RECORDS SHOWN:
<<<<
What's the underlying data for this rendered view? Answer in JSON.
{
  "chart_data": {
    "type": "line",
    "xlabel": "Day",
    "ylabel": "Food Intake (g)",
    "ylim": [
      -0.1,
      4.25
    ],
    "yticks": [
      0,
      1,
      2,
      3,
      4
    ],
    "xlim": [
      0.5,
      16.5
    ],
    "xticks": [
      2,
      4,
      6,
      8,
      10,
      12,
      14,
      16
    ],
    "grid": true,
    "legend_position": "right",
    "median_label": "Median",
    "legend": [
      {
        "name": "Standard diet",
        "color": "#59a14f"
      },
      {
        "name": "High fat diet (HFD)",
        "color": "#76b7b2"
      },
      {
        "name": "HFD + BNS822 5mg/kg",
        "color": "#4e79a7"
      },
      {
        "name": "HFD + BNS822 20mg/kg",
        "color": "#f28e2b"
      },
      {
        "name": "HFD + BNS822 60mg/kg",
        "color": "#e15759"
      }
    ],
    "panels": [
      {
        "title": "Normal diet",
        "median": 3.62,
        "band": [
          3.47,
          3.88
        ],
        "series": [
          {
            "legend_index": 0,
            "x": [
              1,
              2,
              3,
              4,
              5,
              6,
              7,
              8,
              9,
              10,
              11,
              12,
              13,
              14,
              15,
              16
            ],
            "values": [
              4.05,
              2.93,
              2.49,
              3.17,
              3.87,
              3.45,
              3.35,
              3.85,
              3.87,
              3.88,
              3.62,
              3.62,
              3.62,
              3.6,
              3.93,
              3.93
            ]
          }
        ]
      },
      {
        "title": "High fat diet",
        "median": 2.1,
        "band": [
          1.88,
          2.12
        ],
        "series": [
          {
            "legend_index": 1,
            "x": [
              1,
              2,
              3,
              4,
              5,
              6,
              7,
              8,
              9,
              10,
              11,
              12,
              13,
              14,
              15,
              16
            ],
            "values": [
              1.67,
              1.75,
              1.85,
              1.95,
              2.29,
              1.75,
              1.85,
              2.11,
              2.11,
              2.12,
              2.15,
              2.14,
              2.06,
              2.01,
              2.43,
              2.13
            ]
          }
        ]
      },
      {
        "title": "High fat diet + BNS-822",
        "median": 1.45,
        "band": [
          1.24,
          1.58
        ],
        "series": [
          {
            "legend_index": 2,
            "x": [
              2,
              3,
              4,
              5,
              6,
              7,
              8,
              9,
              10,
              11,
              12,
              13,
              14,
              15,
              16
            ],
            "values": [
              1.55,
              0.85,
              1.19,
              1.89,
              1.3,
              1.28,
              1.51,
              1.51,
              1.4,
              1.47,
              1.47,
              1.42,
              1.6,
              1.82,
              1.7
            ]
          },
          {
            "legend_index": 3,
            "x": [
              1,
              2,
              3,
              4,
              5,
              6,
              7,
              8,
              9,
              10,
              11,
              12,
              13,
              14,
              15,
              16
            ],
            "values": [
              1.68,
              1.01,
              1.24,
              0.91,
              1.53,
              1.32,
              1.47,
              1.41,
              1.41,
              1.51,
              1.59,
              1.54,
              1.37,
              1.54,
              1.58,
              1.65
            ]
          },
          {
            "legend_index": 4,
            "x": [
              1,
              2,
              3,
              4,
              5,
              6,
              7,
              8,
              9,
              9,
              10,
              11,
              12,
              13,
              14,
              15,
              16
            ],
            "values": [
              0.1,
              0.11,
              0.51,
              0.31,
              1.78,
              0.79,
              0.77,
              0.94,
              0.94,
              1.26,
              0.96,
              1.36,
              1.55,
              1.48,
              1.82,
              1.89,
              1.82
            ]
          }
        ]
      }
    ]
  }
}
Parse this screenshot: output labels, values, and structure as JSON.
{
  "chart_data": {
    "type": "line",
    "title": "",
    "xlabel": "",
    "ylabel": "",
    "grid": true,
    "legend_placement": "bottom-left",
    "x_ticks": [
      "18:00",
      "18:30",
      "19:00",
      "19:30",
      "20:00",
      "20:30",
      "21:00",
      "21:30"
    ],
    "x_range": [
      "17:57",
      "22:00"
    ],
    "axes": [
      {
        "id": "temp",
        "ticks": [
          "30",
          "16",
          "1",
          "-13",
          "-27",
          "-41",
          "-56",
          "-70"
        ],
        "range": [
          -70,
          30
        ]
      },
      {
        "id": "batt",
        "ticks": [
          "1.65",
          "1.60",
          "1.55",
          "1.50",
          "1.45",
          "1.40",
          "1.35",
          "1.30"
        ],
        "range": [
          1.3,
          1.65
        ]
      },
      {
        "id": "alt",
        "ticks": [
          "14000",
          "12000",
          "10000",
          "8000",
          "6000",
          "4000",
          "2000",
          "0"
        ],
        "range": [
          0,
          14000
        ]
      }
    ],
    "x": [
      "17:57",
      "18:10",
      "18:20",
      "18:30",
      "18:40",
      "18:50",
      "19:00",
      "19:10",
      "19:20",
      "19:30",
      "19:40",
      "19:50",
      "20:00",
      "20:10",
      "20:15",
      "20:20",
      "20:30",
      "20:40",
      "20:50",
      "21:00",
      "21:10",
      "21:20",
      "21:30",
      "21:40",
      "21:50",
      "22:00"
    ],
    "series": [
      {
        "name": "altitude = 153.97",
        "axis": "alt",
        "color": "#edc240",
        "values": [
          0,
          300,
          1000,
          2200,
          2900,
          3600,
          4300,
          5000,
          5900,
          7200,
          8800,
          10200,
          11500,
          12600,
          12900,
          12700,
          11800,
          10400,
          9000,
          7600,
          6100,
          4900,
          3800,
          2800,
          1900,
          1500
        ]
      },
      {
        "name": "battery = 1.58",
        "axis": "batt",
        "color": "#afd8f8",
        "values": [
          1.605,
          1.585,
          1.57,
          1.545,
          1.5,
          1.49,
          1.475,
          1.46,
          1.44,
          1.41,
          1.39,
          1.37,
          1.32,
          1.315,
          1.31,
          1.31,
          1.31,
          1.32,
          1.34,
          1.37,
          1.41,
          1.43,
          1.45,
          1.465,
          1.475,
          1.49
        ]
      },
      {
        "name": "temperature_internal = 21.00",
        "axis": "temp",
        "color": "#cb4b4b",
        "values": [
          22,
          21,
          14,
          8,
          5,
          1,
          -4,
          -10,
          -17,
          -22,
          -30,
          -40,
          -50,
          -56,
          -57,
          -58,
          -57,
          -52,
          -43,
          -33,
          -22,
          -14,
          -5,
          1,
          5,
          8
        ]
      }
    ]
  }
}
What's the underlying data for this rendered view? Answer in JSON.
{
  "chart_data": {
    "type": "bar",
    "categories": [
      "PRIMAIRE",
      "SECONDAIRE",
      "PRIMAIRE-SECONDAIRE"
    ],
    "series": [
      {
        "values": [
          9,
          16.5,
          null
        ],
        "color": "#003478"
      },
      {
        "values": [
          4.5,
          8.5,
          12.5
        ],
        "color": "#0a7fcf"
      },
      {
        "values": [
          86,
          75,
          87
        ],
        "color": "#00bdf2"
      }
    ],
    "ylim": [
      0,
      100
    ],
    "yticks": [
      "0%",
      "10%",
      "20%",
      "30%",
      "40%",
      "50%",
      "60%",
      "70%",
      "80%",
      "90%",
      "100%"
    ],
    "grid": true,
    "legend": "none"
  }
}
>>>>
REQUIREMENTS:
Write the complete data out, exactly as above.

REPLY TO THE TASK:
What's the underlying data for this rendered view? Answer in JSON.
{
  "chart_data": {
    "type": "line",
    "xlabel": "Day",
    "ylabel": "Food Intake (g)",
    "ylim": [
      -0.1,
      4.25
    ],
    "yticks": [
      0,
      1,
      2,
      3,
      4
    ],
    "xlim": [
      0.5,
      16.5
    ],
    "xticks": [
      2,
      4,
      6,
      8,
      10,
      12,
      14,
      16
    ],
    "grid": true,
    "legend_position": "right",
    "median_label": "Median",
    "legend": [
      {
        "name": "Standard diet",
        "color": "#59a14f"
      },
      {
        "name": "High fat diet (HFD)",
        "color": "#76b7b2"
      },
      {
        "name": "HFD + BNS822 5mg/kg",
        "color": "#4e79a7"
      },
      {
        "name": "HFD + BNS822 20mg/kg",
        "color": "#f28e2b"
      },
      {
        "name": "HFD + BNS822 60mg/kg",
        "color": "#e15759"
      }
    ],
    "panels": [
      {
        "title": "Normal diet",
        "median": 3.62,
        "band": [
          3.47,
          3.88
        ],
        "series": [
          {
            "legend_index": 0,
            "x": [
              1,
              2,
              3,
              4,
              5,
              6,
              7,
              8,
              9,
              10,
              11,
              12,
              13,
              14,
              15,
              16
            ],
            "values": [
              4.05,
              2.93,
              2.49,
              3.17,
              3.87,
              3.45,
              3.35,
              3.85,
              3.87,
              3.88,
              3.62,
              3.62,
              3.62,
              3.6,
              3.93,
              3.93
            ]
          }
        ]
      },
      {
        "title": "High fat diet",
        "median": 2.1,
        "band": [
          1.88,
          2.12
        ],
        "series": [
          {
            "legend_index": 1,
            "x": [
              1,
              2,
              3,
              4,
              5,
              6,
              7,
              8,
              9,
              10,
              11,
              12,
              13,
              14,
              15,
              16
            ],
            "values": [
              1.67,
              1.75,
              1.85,
              1.95,
              2.29,
              1.75,
              1.85,
              2.11,
              2.11,
              2.12,
              2.15,
              2.14,
              2.06,
              2.01,
              2.43,
              2.13
            ]
          }
        ]
      },
      {
        "title": "High fat diet + BNS-822",
        "median": 1.45,
        "band": [
          1.24,
          1.58
        ],
        "series": [
          {
            "legend_index": 2,
            "x": [
              2,
              3,
              4,
              5,
              6,
              7,
              8,
              9,
              10,
              11,
              12,
              13,
              14,
              15,
              16
            ],
            "values": [
              1.55,
              0.85,
              1.19,
              1.89,
              1.3,
              1.28,
              1.51,
              1.51,
              1.4,
              1.47,
              1.47,
              1.42,
              1.6,
              1.82,
              1.7
            ]
          },
          {
            "legend_index": 3,
            "x": [
              1,
              2,
              3,
              4,
              5,
              6,
              7,
              8,
              9,
              10,
              11,
              12,
              13,
              14,
              15,
              16
            ],
            "values": [
              1.68,
              1.01,
              1.24,
              0.91,
              1.53,
              1.32,
              1.47,
              1.41,
              1.41,
              1.51,
              1.59,
              1.54,
              1.37,
              1.54,
              1.58,
              1.65
            ]
          },
          {
            "legend_index": 4,
            "x": [
              1,
              2,
              3,
              4,
              5,
              6,
              7,
              8,
              9,
              9,
              10,
              11,
              12,
              13,
              14,
              15,
              16
            ],
            "values": [
              0.1,
              0.11,
              0.51,
              0.31,
              1.78,
              0.79,
              0.77,
              0.94,
              0.94,
              1.26,
              0.96,
              1.36,
              1.55,
              1.48,
              1.82,
              1.89,
              1.82
            ]
          }
        ]
      }
    ]
  }
}
Parse this screenshot: output labels, values, and structure as JSON.
{
  "chart_data": {
    "type": "line",
    "title": "",
    "xlabel": "",
    "ylabel": "",
    "grid": true,
    "legend_placement": "bottom-left",
    "x_ticks": [
      "18:00",
      "18:30",
      "19:00",
      "19:30",
      "20:00",
      "20:30",
      "21:00",
      "21:30"
    ],
    "x_range": [
      "17:57",
      "22:00"
    ],
    "axes": [
      {
        "id": "temp",
        "ticks": [
          "30",
          "16",
          "1",
          "-13",
          "-27",
          "-41",
          "-56",
          "-70"
        ],
        "range": [
          -70,
          30
        ]
      },
      {
        "id": "batt",
        "ticks": [
          "1.65",
          "1.60",
          "1.55",
          "1.50",
          "1.45",
          "1.40",
          "1.35",
          "1.30"
        ],
        "range": [
          1.3,
          1.65
        ]
      },
      {
        "id": "alt",
        "ticks": [
          "14000",
          "12000",
          "10000",
          "8000",
          "6000",
          "4000",
          "2000",
          "0"
        ],
        "range": [
          0,
          14000
        ]
      }
    ],
    "x": [
      "17:57",
      "18:10",
      "18:20",
      "18:30",
      "18:40",
      "18:50",
      "19:00",
      "19:10",
      "19:20",
      "19:30",
      "19:40",
      "19:50",
      "20:00",
      "20:10",
      "20:15",
      "20:20",
      "20:30",
      "20:40",
      "20:50",
      "21:00",
      "21:10",
      "21:20",
      "21:30",
      "21:40",
      "21:50",
      "22:00"
    ],
    "series": [
      {
        "name": "altitude = 153.97",
        "axis": "alt",
        "color": "#edc240",
        "values": [
          0,
          300,
          1000,
          2200,
          2900,
          3600,
          4300,
          5000,
          5900,
          7200,
          8800,
          10200,
          11500,
          12600,
          12900,
          12700,
          11800,
          10400,
          9000,
          7600,
          6100,
          4900,
          3800,
          2800,
          1900,
          1500
        ]
      },
      {
        "name": "battery = 1.58",
        "axis": "batt",
        "color": "#afd8f8",
        "values": [
          1.605,
          1.585,
          1.57,
          1.545,
          1.5,
          1.49,
          1.475,
          1.46,
          1.44,
          1.41,
          1.39,
          1.37,
          1.32,
          1.315,
          1.31,
          1.31,
          1.31,
          1.32,
          1.34,
          1.37,
          1.41,
          1.43,
          1.45,
          1.465,
          1.475,
          1.49
        ]
      },
      {
        "name": "temperature_internal = 21.00",
        "axis": "temp",
        "color": "#cb4b4b",
        "values": [
          22,
          21,
          14,
          8,
          5,
          1,
          -4,
          -10,
          -17,
          -22,
          -30,
          -40,
          -50,
          -56,
          -57,
          -58,
          -57,
          -52,
          -43,
          -33,
          -22,
          -14,
          -5,
          1,
          5,
          8
        ]
      }
    ]
  }
}
What's the underlying data for this rendered view? Answer in JSON.
{
  "chart_data": {
    "type": "bar",
    "categories": [
      "PRIMAIRE",
      "SECONDAIRE",
      "PRIMAIRE-SECONDAIRE"
    ],
    "series": [
      {
        "values": [
          9,
          16.5,
          null
        ],
        "color": "#003478"
      },
      {
        "values": [
          4.5,
          8.5,
          12.5
        ],
        "color": "#0a7fcf"
      },
      {
        "values": [
          86,
          75,
          87
        ],
        "color": "#00bdf2"
      }
    ],
    "ylim": [
      0,
      100
    ],
    "yticks": [
      "0%",
      "10%",
      "20%",
      "30%",
      "40%",
      "50%",
      "60%",
      "70%",
      "80%",
      "90%",
      "100%"
    ],
    "grid": true,
    "legend": "none"
  }
}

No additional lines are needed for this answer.